Records excerpted from a collection

* * *

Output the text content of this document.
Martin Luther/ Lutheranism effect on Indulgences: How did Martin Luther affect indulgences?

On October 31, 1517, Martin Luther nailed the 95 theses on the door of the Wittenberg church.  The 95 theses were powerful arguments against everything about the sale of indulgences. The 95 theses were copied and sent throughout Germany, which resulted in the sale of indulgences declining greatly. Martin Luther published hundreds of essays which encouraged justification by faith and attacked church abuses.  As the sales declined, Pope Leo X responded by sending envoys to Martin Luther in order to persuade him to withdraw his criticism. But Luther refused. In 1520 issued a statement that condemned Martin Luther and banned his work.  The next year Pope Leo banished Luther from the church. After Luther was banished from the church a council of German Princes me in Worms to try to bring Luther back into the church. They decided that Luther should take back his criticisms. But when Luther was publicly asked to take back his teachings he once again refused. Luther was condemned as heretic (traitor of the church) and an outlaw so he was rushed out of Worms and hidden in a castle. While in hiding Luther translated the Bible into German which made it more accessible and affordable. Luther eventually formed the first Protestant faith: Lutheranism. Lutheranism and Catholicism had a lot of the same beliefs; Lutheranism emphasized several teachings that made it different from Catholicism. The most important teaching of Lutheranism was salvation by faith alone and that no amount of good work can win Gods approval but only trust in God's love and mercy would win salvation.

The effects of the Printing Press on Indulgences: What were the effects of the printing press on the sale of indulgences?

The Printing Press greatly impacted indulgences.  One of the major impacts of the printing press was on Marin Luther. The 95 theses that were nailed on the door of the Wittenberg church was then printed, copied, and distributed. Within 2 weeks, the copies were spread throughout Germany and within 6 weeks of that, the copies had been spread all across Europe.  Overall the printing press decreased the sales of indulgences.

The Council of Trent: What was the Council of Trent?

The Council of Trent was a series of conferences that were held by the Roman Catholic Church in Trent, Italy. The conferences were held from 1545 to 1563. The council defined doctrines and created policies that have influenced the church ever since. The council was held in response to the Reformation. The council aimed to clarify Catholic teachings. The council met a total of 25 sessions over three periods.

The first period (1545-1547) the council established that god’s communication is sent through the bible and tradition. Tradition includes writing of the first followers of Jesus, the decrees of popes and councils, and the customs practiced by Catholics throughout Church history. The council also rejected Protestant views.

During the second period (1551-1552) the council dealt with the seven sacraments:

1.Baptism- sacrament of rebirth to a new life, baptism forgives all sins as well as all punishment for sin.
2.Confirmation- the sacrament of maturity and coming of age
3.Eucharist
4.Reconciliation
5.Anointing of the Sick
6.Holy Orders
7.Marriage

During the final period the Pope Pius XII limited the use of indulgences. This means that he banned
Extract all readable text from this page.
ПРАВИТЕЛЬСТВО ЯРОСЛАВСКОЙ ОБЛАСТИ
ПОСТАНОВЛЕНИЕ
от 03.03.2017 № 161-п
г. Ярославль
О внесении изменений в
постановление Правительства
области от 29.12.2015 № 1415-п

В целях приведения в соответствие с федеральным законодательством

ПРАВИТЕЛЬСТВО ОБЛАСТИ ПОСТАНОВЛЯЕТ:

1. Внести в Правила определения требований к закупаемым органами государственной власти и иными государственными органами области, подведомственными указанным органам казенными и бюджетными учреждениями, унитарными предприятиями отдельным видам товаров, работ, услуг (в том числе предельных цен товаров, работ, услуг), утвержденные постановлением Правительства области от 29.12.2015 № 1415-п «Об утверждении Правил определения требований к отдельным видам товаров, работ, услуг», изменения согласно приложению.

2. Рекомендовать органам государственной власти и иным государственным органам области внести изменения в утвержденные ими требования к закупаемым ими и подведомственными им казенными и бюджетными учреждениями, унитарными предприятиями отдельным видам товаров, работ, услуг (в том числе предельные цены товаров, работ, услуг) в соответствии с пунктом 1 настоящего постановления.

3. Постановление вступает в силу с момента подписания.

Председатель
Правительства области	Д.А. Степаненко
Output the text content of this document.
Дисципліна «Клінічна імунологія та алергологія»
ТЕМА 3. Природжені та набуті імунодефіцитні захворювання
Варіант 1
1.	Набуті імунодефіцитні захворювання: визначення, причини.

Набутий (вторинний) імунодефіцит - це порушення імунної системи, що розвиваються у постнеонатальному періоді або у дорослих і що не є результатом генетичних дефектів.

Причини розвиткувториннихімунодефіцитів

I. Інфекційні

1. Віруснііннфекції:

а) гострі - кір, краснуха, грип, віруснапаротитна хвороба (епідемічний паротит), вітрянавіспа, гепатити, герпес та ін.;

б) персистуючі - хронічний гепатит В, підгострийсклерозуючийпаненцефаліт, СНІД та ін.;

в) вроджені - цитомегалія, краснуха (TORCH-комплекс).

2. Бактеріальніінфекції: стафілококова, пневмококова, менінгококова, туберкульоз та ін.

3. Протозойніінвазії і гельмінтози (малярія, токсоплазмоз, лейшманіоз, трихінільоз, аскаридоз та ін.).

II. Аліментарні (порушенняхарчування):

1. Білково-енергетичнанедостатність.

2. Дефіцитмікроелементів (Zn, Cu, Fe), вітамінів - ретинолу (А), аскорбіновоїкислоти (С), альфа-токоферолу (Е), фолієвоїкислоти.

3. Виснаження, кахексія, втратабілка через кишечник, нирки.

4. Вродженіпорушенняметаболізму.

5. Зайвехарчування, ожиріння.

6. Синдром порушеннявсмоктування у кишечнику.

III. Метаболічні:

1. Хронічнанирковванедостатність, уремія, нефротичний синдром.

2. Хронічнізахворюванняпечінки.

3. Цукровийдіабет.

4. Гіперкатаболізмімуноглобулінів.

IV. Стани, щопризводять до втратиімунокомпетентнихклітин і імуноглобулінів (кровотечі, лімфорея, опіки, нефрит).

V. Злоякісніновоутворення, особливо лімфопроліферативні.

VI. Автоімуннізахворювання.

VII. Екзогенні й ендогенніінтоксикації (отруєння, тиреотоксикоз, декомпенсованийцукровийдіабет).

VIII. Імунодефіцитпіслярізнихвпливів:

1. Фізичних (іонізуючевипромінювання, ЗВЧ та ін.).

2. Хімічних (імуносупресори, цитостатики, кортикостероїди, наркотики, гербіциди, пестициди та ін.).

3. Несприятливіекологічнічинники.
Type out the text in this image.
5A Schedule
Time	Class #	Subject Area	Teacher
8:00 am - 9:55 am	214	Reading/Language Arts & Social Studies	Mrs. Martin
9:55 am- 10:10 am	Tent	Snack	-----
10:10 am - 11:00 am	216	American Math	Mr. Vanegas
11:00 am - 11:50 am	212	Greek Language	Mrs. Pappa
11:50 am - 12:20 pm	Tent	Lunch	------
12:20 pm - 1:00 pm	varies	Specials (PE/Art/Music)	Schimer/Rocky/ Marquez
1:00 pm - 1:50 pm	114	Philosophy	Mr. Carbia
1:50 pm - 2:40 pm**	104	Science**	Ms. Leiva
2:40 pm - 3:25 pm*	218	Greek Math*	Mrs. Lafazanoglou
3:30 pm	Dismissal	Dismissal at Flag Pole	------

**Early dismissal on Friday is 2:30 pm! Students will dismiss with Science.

* * *

Return, from the data, each line that has the word "изменения" in it.

1. Внести в Правила определения требований к закупаемым органами государственной власти и иными государственными органами области, подведомственными указанным органам казенными и бюджетными учреждениями, унитарными предприятиями отдельным видам товаров, работ, услуг (в том числе предельных цен товаров, работ, услуг), утвержденные постановлением Правительства области от 29.12.2015 № 1415-п «Об утверждении Правил определения требований к отдельным видам товаров, работ, услуг», изменения согласно приложению.
2. Рекомендовать органам государственной власти и иным государственным органам области внести изменения в утвержденные ими требования к закупаемым ими и подведомственными им казенными и бюджетными учреждениями, унитарными предприятиями отдельным видам товаров, работ, услуг (в том числе предельные цены товаров, работ, услуг) в соответствии с пунктом 1 настоящего постановления.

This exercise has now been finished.